EXERCISE GOAL: In the text on the 2025–26 División de Honor de Rugby season, how many games in total does each Group A team play?

PROVIDED PASSAGE:
▬▬▬

- Countries: Spain
- Date: 27 September 2025

= 2025–26 División de Honor de Rugby =

Spanish rugby union competition

The 2025–26 División de Honor is the 59th season of the División de Honor, the top flight of Spanish domestic rugby union.

== Competition format ==
The season takes place between October and May.

Points are awarded as follows:
- 4 points for a win
- 2 points for a draw
- 1 bonus point for a team scoring 4 tries or more in a match
- 1 bonus point for a team that loses a match by 7 points or fewer

Each team plays ten games, one game against each opponent. Then the league divides into two groups: the top six teams progress to Group A and the remaining five teams progress to Group B. The teams face the other members of their groups once more, meaning Group A teams play a total of 15 games while Group B play 14.

Eight teams progress through to the playoffs: the top two teams from Group B qualify along with the six teams from Group A.

=== Promotion and relegation ===
The second-tier División de Honor B de Rugby is made up of three regional groups. The top eight teams across the three groups play off; the champion is promoted to División de Honor.

Like the 2024/25 season, two teams would be relegated, reducing the league to 10 teams.

==Teams==
Pozuelo and Les Abelles were relegated while Liceo Francés were promoted.

▬▬▬

DATA:
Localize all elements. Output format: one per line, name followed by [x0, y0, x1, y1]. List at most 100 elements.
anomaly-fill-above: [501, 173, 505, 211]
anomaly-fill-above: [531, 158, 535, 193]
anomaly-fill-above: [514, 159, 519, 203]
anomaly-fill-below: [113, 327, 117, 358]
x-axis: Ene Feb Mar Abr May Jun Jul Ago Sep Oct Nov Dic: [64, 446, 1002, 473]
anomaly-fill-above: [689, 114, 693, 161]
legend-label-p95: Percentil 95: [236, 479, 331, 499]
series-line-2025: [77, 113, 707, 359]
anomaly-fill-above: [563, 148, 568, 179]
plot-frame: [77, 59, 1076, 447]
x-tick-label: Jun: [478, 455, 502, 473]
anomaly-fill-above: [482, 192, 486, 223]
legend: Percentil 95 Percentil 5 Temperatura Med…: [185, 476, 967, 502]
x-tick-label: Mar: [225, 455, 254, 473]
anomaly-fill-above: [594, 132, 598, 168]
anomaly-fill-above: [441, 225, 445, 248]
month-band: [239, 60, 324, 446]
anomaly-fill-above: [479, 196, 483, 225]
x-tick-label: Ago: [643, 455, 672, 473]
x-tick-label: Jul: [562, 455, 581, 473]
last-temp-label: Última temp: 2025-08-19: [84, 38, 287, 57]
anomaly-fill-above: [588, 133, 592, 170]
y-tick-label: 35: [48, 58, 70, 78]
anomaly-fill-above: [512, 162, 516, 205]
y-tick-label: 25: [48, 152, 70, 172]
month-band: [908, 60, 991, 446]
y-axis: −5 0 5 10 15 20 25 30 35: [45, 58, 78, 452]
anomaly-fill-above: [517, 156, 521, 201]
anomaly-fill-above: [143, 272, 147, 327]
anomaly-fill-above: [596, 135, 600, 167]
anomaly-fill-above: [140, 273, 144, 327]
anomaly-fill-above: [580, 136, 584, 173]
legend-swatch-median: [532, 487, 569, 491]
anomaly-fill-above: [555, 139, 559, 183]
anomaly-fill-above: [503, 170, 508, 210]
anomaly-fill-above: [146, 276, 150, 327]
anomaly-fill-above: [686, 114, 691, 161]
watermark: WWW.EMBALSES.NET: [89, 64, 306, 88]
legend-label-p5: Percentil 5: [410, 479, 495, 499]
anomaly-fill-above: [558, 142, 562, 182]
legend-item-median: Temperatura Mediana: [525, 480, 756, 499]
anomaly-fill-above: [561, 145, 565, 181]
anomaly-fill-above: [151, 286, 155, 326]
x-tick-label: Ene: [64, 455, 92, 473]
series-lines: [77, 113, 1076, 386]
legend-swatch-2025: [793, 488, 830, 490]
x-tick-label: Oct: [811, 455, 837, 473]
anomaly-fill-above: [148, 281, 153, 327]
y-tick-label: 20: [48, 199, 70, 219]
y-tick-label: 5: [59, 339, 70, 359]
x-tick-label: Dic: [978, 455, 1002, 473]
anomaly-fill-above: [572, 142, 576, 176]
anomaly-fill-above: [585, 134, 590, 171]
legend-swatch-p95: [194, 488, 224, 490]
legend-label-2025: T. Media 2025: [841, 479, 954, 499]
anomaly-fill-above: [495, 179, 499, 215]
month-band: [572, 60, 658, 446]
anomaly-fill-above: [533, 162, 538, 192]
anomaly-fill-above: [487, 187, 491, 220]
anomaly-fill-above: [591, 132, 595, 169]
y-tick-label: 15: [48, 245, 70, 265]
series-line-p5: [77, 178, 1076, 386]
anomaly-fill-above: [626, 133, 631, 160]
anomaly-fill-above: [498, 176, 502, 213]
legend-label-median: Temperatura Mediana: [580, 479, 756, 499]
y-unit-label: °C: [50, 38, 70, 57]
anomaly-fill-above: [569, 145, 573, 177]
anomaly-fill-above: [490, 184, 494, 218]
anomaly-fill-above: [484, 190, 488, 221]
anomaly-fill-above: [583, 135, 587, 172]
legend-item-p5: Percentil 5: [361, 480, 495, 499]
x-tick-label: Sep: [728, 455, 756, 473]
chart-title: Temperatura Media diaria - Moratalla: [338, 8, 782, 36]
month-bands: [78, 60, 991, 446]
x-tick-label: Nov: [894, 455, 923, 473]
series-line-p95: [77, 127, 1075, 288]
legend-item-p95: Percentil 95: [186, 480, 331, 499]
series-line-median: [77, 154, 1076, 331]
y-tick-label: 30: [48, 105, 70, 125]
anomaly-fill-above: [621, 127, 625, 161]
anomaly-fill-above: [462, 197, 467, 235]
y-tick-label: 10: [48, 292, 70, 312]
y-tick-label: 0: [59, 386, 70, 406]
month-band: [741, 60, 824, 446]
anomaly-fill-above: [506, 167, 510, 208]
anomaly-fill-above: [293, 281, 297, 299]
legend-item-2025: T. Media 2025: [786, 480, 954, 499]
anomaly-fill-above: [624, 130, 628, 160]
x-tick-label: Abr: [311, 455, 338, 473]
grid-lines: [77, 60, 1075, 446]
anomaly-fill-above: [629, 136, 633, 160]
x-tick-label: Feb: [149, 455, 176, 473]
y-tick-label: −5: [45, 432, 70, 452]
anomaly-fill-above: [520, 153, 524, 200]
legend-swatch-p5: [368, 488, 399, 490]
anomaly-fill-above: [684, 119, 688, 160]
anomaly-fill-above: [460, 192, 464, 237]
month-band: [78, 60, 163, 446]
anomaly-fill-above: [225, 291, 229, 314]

▬▬▬

TASK RESPONSE: 15 games.